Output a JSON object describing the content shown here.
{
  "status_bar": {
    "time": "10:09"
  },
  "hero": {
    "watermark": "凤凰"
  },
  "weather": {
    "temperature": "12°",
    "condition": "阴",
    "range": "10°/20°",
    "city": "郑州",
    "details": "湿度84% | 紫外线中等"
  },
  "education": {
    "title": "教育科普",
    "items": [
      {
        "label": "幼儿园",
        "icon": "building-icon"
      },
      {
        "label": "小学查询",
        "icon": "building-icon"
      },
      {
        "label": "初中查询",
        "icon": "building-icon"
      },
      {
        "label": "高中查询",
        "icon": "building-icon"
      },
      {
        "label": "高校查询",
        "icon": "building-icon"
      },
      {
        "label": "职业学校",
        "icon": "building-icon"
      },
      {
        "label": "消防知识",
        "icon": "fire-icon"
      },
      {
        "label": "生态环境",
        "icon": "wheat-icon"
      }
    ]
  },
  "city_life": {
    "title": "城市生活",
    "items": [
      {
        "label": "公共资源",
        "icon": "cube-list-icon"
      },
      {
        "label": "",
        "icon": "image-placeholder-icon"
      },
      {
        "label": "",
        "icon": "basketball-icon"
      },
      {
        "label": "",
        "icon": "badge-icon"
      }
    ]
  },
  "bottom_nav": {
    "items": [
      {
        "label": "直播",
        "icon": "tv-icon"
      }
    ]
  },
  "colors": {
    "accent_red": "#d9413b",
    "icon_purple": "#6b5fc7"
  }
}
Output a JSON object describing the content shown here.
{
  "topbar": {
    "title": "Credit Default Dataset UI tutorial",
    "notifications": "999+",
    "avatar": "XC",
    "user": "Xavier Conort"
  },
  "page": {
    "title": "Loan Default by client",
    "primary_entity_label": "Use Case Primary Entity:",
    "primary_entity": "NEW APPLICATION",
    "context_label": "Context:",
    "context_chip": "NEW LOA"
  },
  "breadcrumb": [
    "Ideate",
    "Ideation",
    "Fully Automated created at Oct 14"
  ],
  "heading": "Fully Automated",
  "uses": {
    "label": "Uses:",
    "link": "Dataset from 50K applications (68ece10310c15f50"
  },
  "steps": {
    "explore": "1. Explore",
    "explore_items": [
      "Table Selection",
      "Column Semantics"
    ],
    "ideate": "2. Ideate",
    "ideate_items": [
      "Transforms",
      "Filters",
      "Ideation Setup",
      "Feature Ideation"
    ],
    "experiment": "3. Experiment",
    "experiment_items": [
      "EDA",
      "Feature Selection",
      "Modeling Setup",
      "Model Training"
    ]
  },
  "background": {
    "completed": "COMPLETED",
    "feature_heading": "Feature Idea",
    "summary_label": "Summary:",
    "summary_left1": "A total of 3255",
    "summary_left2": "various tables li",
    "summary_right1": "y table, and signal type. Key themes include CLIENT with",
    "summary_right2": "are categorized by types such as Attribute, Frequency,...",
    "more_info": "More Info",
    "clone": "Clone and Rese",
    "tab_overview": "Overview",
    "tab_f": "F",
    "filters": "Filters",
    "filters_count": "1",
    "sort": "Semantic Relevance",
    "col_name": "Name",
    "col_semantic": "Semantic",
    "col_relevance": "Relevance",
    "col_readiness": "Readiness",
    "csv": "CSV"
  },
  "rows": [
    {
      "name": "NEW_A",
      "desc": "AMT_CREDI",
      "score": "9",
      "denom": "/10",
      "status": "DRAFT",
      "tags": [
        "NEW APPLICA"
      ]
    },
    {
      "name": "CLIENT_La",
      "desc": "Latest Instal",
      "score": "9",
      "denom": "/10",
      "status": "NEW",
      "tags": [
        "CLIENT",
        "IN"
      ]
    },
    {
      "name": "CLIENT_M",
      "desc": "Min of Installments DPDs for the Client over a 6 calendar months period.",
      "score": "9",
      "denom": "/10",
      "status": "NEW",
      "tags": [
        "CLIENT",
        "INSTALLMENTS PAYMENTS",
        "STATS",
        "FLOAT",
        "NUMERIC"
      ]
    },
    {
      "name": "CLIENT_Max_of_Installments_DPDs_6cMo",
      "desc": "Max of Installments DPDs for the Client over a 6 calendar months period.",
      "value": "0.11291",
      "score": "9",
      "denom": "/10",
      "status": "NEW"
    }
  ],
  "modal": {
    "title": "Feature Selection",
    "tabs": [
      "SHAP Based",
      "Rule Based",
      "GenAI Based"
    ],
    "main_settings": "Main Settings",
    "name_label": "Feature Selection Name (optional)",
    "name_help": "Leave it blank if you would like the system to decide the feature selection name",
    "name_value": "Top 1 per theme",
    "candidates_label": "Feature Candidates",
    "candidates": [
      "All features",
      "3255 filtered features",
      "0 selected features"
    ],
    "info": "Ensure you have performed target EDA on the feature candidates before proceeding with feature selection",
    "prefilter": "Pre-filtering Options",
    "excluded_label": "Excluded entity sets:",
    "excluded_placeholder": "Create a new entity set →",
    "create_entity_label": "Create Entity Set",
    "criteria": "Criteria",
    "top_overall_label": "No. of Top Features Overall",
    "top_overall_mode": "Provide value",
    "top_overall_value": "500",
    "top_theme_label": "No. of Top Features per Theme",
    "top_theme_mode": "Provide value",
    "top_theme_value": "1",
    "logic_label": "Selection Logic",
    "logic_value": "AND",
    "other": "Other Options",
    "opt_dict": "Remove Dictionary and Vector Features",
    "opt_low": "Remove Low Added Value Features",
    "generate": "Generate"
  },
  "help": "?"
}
++++++
» **WHAT THIS TASK INVOLVES**
Without leaving anything out, give the entries again exactly.

» **SOLUTION**
Output a JSON object describing the content shown here.
{
  "status_bar": {
    "time": "10:09"
  },
  "hero": {
    "watermark": "凤凰"
  },
  "weather": {
    "temperature": "12°",
    "condition": "阴",
    "range": "10°/20°",
    "city": "郑州",
    "details": "湿度84% | 紫外线中等"
  },
  "education": {
    "title": "教育科普",
    "items": [
      {
        "label": "幼儿园",
        "icon": "building-icon"
      },
      {
        "label": "小学查询",
        "icon": "building-icon"
      },
      {
        "label": "初中查询",
        "icon": "building-icon"
      },
      {
        "label": "高中查询",
        "icon": "building-icon"
      },
      {
        "label": "高校查询",
        "icon": "building-icon"
      },
      {
        "label": "职业学校",
        "icon": "building-icon"
      },
      {
        "label": "消防知识",
        "icon": "fire-icon"
      },
      {
        "label": "生态环境",
        "icon": "wheat-icon"
      }
    ]
  },
  "city_life": {
    "title": "城市生活",
    "items": [
      {
        "label": "公共资源",
        "icon": "cube-list-icon"
      },
      {
        "label": "",
        "icon": "image-placeholder-icon"
      },
      {
        "label": "",
        "icon": "basketball-icon"
      },
      {
        "label": "",
        "icon": "badge-icon"
      }
    ]
  },
  "bottom_nav": {
    "items": [
      {
        "label": "直播",
        "icon": "tv-icon"
      }
    ]
  },
  "colors": {
    "accent_red": "#d9413b",
    "icon_purple": "#6b5fc7"
  }
}
Output a JSON object describing the content shown here.
{
  "topbar": {
    "title": "Credit Default Dataset UI tutorial",
    "notifications": "999+",
    "avatar": "XC",
    "user": "Xavier Conort"
  },
  "page": {
    "title": "Loan Default by client",
    "primary_entity_label": "Use Case Primary Entity:",
    "primary_entity": "NEW APPLICATION",
    "context_label": "Context:",
    "context_chip": "NEW LOA"
  },
  "breadcrumb": [
    "Ideate",
    "Ideation",
    "Fully Automated created at Oct 14"
  ],
  "heading": "Fully Automated",
  "uses": {
    "label": "Uses:",
    "link": "Dataset from 50K applications (68ece10310c15f50"
  },
  "steps": {
    "explore": "1. Explore",
    "explore_items": [
      "Table Selection",
      "Column Semantics"
    ],
    "ideate": "2. Ideate",
    "ideate_items": [
      "Transforms",
      "Filters",
      "Ideation Setup",
      "Feature Ideation"
    ],
    "experiment": "3. Experiment",
    "experiment_items": [
      "EDA",
      "Feature Selection",
      "Modeling Setup",
      "Model Training"
    ]
  },
  "background": {
    "completed": "COMPLETED",
    "feature_heading": "Feature Idea",
    "summary_label": "Summary:",
    "summary_left1": "A total of 3255",
    "summary_left2": "various tables li",
    "summary_right1": "y table, and signal type. Key themes include CLIENT with",
    "summary_right2": "are categorized by types such as Attribute, Frequency,...",
    "more_info": "More Info",
    "clone": "Clone and Rese",
    "tab_overview": "Overview",
    "tab_f": "F",
    "filters": "Filters",
    "filters_count": "1",
    "sort": "Semantic Relevance",
    "col_name": "Name",
    "col_semantic": "Semantic",
    "col_relevance": "Relevance",
    "col_readiness": "Readiness",
    "csv": "CSV"
  },
  "rows": [
    {
      "name": "NEW_A",
      "desc": "AMT_CREDI",
      "score": "9",
      "denom": "/10",
      "status": "DRAFT",
      "tags": [
        "NEW APPLICA"
      ]
    },
    {
      "name": "CLIENT_La",
      "desc": "Latest Instal",
      "score": "9",
      "denom": "/10",
      "status": "NEW",
      "tags": [
        "CLIENT",
        "IN"
      ]
    },
    {
      "name": "CLIENT_M",
      "desc": "Min of Installments DPDs for the Client over a 6 calendar months period.",
      "score": "9",
      "denom": "/10",
      "status": "NEW",
      "tags": [
        "CLIENT",
        "INSTALLMENTS PAYMENTS",
        "STATS",
        "FLOAT",
        "NUMERIC"
      ]
    },
    {
      "name": "CLIENT_Max_of_Installments_DPDs_6cMo",
      "desc": "Max of Installments DPDs for the Client over a 6 calendar months period.",
      "value": "0.11291",
      "score": "9",
      "denom": "/10",
      "status": "NEW"
    }
  ],
  "modal": {
    "title": "Feature Selection",
    "tabs": [
      "SHAP Based",
      "Rule Based",
      "GenAI Based"
    ],
    "main_settings": "Main Settings",
    "name_label": "Feature Selection Name (optional)",
    "name_help": "Leave it blank if you would like the system to decide the feature selection name",
    "name_value": "Top 1 per theme",
    "candidates_label": "Feature Candidates",
    "candidates": [
      "All features",
      "3255 filtered features",
      "0 selected features"
    ],
    "info": "Ensure you have performed target EDA on the feature candidates before proceeding with feature selection",
    "prefilter": "Pre-filtering Options",
    "excluded_label": "Excluded entity sets:",
    "excluded_placeholder": "Create a new entity set →",
    "create_entity_label": "Create Entity Set",
    "criteria": "Criteria",
    "top_overall_label": "No. of Top Features Overall",
    "top_overall_mode": "Provide value",
    "top_overall_value": "500",
    "top_theme_label": "No. of Top Features per Theme",
    "top_theme_mode": "Provide value",
    "top_theme_value": "1",
    "logic_label": "Selection Logic",
    "logic_value": "AND",
    "other": "Other Options",
    "opt_dict": "Remove Dictionary and Vector Features",
    "opt_low": "Remove Low Added Value Features",
    "generate": "Generate"
  },
  "help": "?"
}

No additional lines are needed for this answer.